Write out the entries below once more, exactly, with the pictures left out.

** START OF Entries shown **

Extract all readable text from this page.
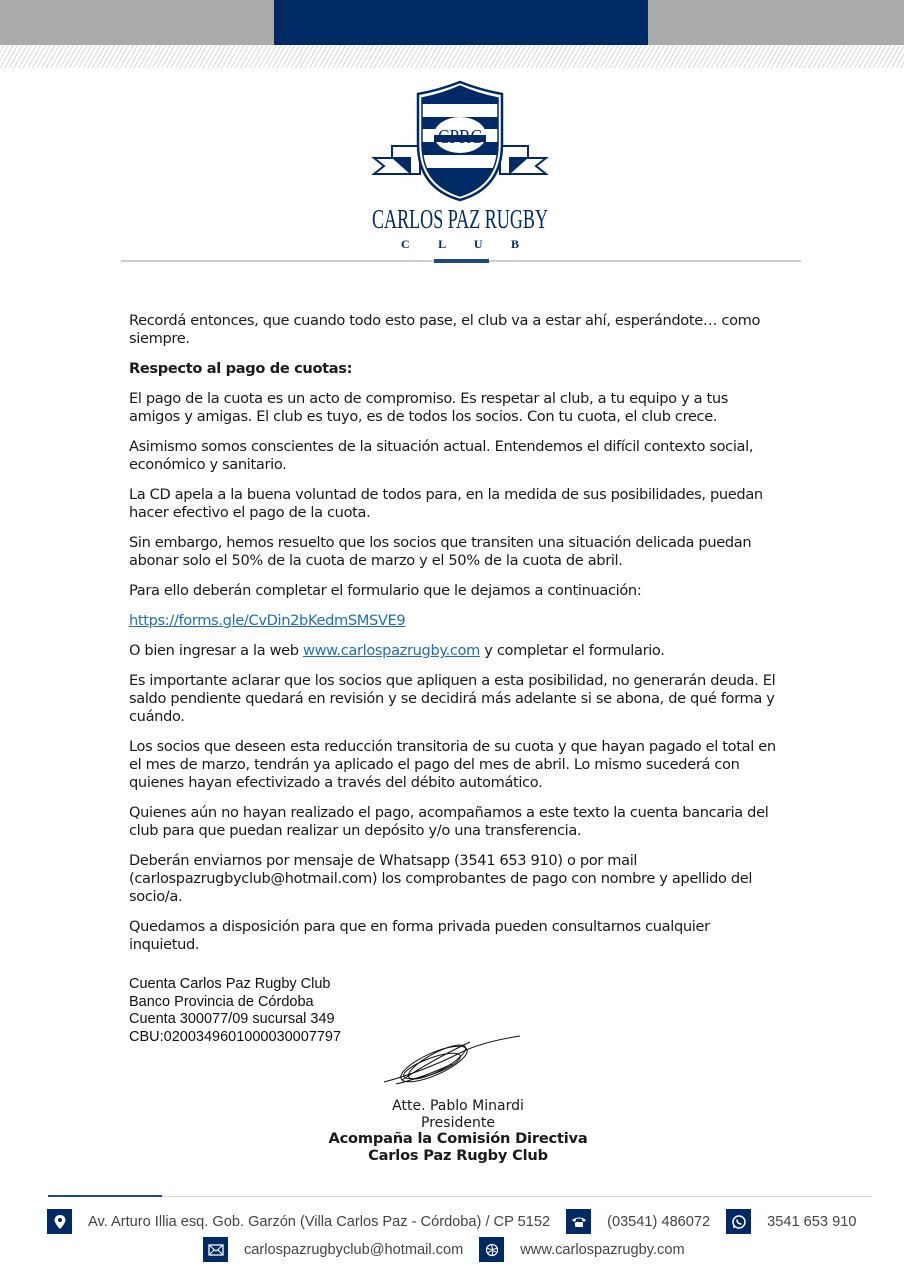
CPRC
CARLOS PAZ RUGBY
C L U B

Recordá entonces, que cuando todo esto pase, el club va a estar ahí, esperándote… como siempre.

Respecto al pago de cuotas:

El pago de la cuota es un acto de compromiso. Es respetar al club, a tu equipo y a tus amigos y amigas. El club es tuyo, es de todos los socios. Con tu cuota, el club crece.

Asimismo somos conscientes de la situación actual. Entendemos el difícil contexto social, económico y sanitario.

La CD apela a la buena voluntad de todos para, en la medida de sus posibilidades, puedan hacer efectivo el pago de la cuota.

Sin embargo, hemos resuelto que los socios que transiten una situación delicada puedan abonar solo el 50% de la cuota de marzo y el 50% de la cuota de abril.

Para ello deberán completar el formulario que le dejamos a continuación:

https://forms.gle/CvDin2bKedmSMSVE9

O bien ingresar a la web www.carlospazrugby.com y completar el formulario.

Es importante aclarar que los socios que apliquen a esta posibilidad, no generarán deuda. El saldo pendiente quedará en revisión y se decidirá más adelante si se abona, de qué forma y cuándo.

Los socios que deseen esta reducción transitoria de su cuota y que hayan pagado el total en el mes de marzo, tendrán ya aplicado el pago del mes de abril. Lo mismo sucederá con quienes hayan efectivizado a través del débito automático.

Quienes aún no hayan realizado el pago, acompañamos a este texto la cuenta bancaria del club para que puedan realizar un depósito y/o una transferencia.

Deberán enviarnos por mensaje de Whatsapp (3541 653 910) o por mail (carlospazrugbyclub@hotmail.com) los comprobantes de pago con nombre y apellido del socio/a.

Quedamos a disposición para que en forma privada pueden consultarnos cualquier inquietud.

Cuenta Carlos Paz Rugby Club
Banco Provincia de Córdoba
Cuenta 300077/09 sucursal 349
CBU:0200349601000030007797
Atte. Pablo Minardi
Presidente
Acompaña la Comisión Directiva
Carlos Paz Rugby Club
Av. Arturo Illia esq. Gob. Garzón (Villa Carlos Paz - Córdoba) / CP 5152	(03541) 486072	3541 653 910
carlospazrugbyclub@hotmail.com	www.carlospazrugby.com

** END OF Entries shown **

## Finished exercise
Extract all readable text from this page.
CPRC
CARLOS PAZ RUGBY
C L U B

Recordá entonces, que cuando todo esto pase, el club va a estar ahí, esperándote… como siempre.

Respecto al pago de cuotas:

El pago de la cuota es un acto de compromiso. Es respetar al club, a tu equipo y a tus amigos y amigas. El club es tuyo, es de todos los socios. Con tu cuota, el club crece.

Asimismo somos conscientes de la situación actual. Entendemos el difícil contexto social, económico y sanitario.

La CD apela a la buena voluntad de todos para, en la medida de sus posibilidades, puedan hacer efectivo el pago de la cuota.

Sin embargo, hemos resuelto que los socios que transiten una situación delicada puedan abonar solo el 50% de la cuota de marzo y el 50% de la cuota de abril.

Para ello deberán completar el formulario que le dejamos a continuación:

https://forms.gle/CvDin2bKedmSMSVE9

O bien ingresar a la web www.carlospazrugby.com y completar el formulario.

Es importante aclarar que los socios que apliquen a esta posibilidad, no generarán deuda. El saldo pendiente quedará en revisión y se decidirá más adelante si se abona, de qué forma y cuándo.

Los socios que deseen esta reducción transitoria de su cuota y que hayan pagado el total en el mes de marzo, tendrán ya aplicado el pago del mes de abril. Lo mismo sucederá con quienes hayan efectivizado a través del débito automático.

Quienes aún no hayan realizado el pago, acompañamos a este texto la cuenta bancaria del club para que puedan realizar un depósito y/o una transferencia.

Deberán enviarnos por mensaje de Whatsapp (3541 653 910) o por mail (carlospazrugbyclub@hotmail.com) los comprobantes de pago con nombre y apellido del socio/a.

Quedamos a disposición para que en forma privada pueden consultarnos cualquier inquietud.

Cuenta Carlos Paz Rugby Club
Banco Provincia de Córdoba
Cuenta 300077/09 sucursal 349
CBU:0200349601000030007797
Atte. Pablo Minardi
Presidente
Acompaña la Comisión Directiva
Carlos Paz Rugby Club
Av. Arturo Illia esq. Gob. Garzón (Villa Carlos Paz - Córdoba) / CP 5152	(03541) 486072	3541 653 910
carlospazrugbyclub@hotmail.com	www.carlospazrugby.com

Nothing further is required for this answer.